* start Extracted data *

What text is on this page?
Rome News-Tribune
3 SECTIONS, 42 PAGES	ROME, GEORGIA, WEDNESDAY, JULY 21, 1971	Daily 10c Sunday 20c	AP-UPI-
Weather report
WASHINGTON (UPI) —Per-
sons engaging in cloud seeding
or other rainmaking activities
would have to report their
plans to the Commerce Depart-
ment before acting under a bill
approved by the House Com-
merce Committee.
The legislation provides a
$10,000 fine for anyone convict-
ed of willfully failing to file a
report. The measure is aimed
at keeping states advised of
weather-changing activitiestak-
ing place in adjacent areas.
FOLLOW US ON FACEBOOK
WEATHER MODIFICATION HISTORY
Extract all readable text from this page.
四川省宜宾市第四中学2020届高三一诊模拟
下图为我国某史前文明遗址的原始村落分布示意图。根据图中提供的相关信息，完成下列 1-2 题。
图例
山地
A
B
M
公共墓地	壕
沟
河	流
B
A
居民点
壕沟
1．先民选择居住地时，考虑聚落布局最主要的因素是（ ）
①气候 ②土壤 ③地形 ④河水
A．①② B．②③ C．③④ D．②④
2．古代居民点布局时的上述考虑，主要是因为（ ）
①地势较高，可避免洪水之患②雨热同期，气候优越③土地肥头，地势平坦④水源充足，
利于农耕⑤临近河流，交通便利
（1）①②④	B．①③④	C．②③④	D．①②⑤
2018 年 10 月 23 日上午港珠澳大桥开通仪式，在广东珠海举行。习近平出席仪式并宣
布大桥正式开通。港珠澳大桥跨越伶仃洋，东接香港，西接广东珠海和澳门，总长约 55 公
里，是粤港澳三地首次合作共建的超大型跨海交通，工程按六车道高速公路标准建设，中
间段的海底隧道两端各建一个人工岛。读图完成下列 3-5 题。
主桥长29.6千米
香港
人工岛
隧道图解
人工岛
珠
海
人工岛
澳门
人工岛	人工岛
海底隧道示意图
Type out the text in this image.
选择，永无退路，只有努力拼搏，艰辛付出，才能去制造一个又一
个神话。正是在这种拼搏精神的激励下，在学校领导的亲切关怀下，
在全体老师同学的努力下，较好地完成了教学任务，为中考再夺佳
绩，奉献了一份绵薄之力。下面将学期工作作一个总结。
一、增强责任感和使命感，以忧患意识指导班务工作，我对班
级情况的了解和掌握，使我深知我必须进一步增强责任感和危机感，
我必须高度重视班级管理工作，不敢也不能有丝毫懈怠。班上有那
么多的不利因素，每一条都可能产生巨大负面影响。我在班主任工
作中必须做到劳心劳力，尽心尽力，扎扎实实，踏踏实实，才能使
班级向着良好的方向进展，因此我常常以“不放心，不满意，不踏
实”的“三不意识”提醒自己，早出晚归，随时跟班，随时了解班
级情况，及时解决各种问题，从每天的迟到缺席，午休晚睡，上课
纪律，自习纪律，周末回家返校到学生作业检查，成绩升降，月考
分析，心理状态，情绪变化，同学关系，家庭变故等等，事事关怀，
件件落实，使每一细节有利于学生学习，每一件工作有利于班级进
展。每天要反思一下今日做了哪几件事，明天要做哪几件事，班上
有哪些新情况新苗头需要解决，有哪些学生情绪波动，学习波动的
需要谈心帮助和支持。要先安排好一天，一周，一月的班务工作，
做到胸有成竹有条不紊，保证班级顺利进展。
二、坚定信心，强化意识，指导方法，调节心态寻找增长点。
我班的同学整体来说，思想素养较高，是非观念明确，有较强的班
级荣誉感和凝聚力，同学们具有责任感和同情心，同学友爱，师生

* end Extracted data *

◆ What you will do:
State how many lines hold the word "text". The number is the whole answer.

◆ Worked answer:
3